Short exercise:
Write the number of lines holding the word "color", and nothing else.

Stored data:
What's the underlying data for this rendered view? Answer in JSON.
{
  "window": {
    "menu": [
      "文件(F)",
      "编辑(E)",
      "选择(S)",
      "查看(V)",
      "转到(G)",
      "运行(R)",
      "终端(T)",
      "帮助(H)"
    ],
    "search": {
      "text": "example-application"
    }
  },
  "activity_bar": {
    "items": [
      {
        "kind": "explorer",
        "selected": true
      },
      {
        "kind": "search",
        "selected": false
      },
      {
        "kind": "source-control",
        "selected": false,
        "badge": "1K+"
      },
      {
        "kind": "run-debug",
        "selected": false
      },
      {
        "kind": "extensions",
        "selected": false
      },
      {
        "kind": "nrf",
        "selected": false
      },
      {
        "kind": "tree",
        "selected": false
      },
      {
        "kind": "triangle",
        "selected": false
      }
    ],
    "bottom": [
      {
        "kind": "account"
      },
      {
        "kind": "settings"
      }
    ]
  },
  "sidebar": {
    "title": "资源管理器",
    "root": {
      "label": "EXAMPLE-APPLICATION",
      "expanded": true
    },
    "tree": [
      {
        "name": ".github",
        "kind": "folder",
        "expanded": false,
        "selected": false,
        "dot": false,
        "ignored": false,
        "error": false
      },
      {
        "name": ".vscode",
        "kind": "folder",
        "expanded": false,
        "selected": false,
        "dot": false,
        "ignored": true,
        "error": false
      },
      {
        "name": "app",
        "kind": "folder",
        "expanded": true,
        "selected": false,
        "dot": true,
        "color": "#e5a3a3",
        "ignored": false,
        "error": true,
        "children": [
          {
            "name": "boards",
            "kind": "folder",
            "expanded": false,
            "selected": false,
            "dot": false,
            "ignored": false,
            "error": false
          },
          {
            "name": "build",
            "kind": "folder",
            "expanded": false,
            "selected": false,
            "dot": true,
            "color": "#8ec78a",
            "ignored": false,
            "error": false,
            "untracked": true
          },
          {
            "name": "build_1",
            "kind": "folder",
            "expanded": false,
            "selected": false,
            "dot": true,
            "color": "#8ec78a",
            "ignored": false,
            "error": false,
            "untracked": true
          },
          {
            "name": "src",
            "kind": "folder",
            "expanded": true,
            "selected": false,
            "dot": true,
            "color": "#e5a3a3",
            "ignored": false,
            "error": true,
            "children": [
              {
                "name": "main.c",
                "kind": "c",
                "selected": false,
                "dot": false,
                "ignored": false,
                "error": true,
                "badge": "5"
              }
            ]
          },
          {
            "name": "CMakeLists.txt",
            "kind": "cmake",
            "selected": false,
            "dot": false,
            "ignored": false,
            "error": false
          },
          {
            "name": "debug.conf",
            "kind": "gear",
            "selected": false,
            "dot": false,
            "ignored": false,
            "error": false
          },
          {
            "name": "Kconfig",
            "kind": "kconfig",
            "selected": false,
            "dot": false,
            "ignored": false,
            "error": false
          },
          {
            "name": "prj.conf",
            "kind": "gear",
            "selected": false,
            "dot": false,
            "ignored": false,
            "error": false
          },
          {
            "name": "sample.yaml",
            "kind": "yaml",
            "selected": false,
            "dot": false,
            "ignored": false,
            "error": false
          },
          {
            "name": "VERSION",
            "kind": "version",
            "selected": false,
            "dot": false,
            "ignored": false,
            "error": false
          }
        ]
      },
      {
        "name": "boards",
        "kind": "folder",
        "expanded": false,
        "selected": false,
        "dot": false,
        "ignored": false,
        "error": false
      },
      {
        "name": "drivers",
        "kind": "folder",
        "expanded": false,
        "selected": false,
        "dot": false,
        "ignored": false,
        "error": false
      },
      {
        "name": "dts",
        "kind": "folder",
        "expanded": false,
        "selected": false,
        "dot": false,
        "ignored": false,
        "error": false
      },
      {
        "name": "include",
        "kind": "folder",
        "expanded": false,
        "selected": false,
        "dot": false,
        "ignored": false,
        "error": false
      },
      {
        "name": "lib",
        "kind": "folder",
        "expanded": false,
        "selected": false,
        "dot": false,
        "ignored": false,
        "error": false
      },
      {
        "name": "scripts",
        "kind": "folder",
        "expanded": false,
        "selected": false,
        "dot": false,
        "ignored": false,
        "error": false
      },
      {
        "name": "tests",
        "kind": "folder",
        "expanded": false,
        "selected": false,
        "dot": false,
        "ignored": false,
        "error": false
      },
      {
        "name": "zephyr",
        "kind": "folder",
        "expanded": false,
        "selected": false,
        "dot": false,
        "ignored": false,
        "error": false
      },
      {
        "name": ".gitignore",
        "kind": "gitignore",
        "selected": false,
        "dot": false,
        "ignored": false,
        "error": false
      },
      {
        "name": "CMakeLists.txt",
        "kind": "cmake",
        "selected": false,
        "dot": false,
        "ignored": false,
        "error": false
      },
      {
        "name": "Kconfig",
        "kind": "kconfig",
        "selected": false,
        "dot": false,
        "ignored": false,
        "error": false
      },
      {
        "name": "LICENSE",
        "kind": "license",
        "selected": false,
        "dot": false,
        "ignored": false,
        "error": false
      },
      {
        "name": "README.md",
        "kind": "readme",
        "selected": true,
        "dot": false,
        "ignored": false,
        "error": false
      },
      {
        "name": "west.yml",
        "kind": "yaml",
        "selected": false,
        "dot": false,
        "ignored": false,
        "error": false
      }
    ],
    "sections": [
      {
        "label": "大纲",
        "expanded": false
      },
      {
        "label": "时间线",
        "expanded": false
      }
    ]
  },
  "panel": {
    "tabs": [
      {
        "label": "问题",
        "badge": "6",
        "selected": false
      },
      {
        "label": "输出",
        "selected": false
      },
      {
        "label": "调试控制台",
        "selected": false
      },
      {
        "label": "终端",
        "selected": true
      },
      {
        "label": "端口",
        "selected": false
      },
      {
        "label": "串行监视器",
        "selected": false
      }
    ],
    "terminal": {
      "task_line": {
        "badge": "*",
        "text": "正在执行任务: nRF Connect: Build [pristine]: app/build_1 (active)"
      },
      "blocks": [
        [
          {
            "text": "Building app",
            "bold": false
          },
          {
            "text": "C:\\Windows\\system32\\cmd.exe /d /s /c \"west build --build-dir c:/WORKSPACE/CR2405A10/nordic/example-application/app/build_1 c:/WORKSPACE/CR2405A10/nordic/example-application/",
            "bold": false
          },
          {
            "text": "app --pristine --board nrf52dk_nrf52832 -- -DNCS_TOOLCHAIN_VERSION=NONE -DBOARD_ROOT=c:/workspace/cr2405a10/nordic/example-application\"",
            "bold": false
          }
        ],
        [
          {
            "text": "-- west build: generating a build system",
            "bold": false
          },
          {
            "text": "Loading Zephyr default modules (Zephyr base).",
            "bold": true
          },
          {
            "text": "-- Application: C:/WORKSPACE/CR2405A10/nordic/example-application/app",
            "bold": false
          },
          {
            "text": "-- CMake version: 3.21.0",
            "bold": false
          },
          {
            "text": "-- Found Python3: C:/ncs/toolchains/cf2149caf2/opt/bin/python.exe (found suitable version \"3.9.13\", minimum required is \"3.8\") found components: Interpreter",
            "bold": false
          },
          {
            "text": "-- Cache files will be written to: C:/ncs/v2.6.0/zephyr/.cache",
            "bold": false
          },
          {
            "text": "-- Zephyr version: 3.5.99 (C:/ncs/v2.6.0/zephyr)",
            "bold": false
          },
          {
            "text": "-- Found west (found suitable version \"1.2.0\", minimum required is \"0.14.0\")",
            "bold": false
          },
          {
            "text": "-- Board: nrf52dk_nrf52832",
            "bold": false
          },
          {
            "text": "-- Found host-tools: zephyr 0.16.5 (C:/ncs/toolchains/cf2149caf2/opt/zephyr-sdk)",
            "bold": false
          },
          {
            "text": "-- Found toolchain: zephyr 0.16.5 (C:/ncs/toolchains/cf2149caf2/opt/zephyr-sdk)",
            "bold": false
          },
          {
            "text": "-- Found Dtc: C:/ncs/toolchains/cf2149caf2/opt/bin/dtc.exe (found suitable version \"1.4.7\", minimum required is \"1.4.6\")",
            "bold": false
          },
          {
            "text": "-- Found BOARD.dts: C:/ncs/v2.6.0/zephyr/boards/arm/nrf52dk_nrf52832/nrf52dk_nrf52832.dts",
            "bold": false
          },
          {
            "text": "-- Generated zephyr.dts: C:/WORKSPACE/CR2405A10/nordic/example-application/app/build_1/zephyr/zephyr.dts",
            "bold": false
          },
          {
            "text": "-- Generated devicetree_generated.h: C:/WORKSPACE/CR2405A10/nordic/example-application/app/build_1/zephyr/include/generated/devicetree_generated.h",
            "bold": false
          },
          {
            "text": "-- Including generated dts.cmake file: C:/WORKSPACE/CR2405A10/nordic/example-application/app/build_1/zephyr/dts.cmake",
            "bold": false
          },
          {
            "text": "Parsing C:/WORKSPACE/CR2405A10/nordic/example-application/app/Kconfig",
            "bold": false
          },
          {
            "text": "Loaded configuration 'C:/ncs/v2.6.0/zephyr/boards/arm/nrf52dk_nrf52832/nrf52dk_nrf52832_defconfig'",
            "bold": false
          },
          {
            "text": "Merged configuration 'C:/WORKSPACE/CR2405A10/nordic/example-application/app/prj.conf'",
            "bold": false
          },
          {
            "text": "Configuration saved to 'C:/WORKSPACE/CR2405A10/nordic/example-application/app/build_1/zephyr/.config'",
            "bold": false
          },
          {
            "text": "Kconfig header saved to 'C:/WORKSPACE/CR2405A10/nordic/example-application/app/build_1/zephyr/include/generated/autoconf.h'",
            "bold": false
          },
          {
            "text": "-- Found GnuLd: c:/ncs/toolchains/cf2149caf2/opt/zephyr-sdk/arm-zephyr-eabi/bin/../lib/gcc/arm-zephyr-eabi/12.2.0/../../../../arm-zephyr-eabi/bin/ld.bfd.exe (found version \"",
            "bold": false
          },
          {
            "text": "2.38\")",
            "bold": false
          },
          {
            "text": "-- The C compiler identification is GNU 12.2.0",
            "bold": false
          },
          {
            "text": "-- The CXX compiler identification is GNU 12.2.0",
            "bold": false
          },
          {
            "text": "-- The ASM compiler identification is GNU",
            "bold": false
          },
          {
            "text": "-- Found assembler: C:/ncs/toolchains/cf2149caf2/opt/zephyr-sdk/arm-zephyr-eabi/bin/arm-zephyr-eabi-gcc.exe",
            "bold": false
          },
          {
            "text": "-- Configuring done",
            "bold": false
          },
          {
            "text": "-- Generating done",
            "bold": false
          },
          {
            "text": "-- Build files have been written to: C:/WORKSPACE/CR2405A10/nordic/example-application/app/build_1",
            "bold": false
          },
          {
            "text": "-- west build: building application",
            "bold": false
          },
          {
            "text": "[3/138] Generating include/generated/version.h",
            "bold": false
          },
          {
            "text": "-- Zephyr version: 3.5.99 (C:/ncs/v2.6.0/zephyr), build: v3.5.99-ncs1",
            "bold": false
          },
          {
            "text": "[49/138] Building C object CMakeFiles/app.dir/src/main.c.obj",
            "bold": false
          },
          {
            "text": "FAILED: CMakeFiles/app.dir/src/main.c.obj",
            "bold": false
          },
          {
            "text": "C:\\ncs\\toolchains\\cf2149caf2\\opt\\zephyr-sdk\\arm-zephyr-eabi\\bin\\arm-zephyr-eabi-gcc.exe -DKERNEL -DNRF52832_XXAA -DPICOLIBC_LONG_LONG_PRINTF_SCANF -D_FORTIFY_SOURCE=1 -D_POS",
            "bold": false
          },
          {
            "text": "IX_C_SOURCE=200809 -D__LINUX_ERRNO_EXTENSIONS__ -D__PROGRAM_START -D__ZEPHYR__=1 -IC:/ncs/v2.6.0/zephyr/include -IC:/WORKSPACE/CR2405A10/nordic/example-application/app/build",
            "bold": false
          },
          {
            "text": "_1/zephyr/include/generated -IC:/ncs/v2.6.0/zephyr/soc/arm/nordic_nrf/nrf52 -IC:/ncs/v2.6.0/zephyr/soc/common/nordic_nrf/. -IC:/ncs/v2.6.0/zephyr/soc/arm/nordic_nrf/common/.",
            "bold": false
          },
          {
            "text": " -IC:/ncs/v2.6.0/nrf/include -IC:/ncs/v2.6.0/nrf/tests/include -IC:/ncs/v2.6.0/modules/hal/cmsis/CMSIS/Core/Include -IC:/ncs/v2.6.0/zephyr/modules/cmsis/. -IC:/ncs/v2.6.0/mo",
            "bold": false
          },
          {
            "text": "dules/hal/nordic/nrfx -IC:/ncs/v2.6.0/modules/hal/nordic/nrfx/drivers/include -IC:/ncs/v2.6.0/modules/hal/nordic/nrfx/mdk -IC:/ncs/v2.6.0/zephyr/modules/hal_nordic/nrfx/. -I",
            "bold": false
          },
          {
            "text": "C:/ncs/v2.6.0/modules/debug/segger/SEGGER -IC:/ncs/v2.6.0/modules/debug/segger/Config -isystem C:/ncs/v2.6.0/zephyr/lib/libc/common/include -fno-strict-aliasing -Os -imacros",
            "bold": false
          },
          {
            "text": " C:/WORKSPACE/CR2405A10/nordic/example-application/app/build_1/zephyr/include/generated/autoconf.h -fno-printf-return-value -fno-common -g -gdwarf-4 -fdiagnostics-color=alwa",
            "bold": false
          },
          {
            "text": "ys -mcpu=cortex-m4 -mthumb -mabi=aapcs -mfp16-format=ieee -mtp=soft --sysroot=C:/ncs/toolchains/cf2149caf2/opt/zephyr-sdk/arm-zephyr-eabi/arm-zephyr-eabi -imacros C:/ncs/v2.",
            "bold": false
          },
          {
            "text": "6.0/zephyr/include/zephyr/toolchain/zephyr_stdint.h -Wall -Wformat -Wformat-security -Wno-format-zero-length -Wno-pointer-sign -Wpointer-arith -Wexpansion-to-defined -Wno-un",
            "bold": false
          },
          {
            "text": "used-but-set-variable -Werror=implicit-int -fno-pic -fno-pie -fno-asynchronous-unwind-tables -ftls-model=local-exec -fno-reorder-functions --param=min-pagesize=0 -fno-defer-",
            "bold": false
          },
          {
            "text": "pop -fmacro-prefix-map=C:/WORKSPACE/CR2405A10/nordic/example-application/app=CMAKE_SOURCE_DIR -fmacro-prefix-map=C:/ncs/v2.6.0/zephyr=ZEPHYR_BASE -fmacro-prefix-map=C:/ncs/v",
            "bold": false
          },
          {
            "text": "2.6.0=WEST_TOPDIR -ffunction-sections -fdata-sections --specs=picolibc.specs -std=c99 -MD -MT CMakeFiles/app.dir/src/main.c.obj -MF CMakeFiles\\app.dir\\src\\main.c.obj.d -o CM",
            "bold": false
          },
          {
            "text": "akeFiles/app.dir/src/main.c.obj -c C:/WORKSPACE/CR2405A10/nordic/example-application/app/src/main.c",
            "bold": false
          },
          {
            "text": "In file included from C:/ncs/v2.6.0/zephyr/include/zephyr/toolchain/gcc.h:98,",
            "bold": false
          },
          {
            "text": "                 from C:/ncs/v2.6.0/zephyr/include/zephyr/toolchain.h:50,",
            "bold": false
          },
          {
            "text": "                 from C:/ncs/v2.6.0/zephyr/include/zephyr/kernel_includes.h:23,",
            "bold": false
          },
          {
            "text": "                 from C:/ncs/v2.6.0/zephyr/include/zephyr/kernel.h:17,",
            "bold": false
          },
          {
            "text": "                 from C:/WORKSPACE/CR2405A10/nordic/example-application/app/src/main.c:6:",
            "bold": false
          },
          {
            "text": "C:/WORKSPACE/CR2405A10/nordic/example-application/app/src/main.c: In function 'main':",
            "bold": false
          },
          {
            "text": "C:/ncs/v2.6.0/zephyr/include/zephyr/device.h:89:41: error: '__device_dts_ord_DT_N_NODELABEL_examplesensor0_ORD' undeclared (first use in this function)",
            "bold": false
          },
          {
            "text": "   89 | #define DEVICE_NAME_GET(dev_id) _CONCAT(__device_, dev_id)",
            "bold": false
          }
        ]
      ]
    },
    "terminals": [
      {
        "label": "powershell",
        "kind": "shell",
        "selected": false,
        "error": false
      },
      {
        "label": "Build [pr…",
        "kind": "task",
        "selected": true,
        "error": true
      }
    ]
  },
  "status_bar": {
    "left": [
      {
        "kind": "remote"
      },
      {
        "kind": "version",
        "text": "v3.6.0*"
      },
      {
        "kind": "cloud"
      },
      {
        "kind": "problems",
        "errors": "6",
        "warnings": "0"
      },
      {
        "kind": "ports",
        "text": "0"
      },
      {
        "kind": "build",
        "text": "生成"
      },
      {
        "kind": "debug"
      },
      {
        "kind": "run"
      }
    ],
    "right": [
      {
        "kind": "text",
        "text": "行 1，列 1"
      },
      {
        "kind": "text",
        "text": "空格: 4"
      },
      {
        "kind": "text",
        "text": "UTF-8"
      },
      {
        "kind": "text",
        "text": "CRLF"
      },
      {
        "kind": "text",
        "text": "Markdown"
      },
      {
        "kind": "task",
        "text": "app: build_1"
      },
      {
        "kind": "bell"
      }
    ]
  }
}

Result:
5